# Start of Records for the exercise
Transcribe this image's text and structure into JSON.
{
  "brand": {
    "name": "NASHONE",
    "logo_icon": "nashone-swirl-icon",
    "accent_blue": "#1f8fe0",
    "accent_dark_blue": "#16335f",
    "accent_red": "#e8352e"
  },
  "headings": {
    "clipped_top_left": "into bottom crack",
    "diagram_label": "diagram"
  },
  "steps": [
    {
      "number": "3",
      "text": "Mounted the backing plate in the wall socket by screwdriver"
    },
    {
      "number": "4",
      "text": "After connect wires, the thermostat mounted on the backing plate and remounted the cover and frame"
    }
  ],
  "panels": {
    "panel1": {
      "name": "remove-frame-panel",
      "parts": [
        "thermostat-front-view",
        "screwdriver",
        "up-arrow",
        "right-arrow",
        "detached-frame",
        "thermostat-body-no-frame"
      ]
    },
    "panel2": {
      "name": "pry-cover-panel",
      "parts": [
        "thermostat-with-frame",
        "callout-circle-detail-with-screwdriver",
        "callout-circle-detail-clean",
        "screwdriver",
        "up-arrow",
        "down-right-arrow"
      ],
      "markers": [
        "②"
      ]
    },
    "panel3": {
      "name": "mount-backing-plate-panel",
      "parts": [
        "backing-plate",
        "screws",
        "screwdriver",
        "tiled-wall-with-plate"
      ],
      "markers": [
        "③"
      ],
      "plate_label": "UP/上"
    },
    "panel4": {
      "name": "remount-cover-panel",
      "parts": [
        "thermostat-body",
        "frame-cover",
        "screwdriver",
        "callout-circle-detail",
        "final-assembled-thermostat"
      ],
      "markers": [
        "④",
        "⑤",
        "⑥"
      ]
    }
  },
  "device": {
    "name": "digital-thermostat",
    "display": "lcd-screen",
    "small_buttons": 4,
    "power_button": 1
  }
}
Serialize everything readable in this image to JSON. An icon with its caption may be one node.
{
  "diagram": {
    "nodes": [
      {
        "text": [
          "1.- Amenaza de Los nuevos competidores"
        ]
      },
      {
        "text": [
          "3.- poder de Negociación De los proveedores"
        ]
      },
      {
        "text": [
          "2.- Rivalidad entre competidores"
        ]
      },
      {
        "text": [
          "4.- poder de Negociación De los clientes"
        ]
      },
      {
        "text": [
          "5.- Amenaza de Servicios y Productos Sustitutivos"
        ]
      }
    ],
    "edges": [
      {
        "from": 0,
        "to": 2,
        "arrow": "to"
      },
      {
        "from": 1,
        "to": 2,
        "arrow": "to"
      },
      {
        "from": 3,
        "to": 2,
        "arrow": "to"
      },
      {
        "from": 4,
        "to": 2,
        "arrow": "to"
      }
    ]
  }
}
# End of Records for the exercise
* What you will do *
Transcribe word for word the lines from the one holding "Serialize everything readable" to the last line of the listing above, inclusive.

* Full output *
Serialize everything readable in this image to JSON. An icon with its caption may be one node.
{
  "diagram": {
    "nodes": [
      {
        "text": [
          "1.- Amenaza de Los nuevos competidores"
        ]
      },
      {
        "text": [
          "3.- poder de Negociación De los proveedores"
        ]
      },
      {
        "text": [
          "2.- Rivalidad entre competidores"
        ]
      },
      {
        "text": [
          "4.- poder de Negociación De los clientes"
        ]
      },
      {
        "text": [
          "5.- Amenaza de Servicios y Productos Sustitutivos"
        ]
      }
    ],
    "edges": [
      {
        "from": 0,
        "to": 2,
        "arrow": "to"
      },
      {
        "from": 1,
        "to": 2,
        "arrow": "to"
      },
      {
        "from": 3,
        "to": 2,
        "arrow": "to"
      },
      {
        "from": 4,
        "to": 2,
        "arrow": "to"
      }
    ]
  }
}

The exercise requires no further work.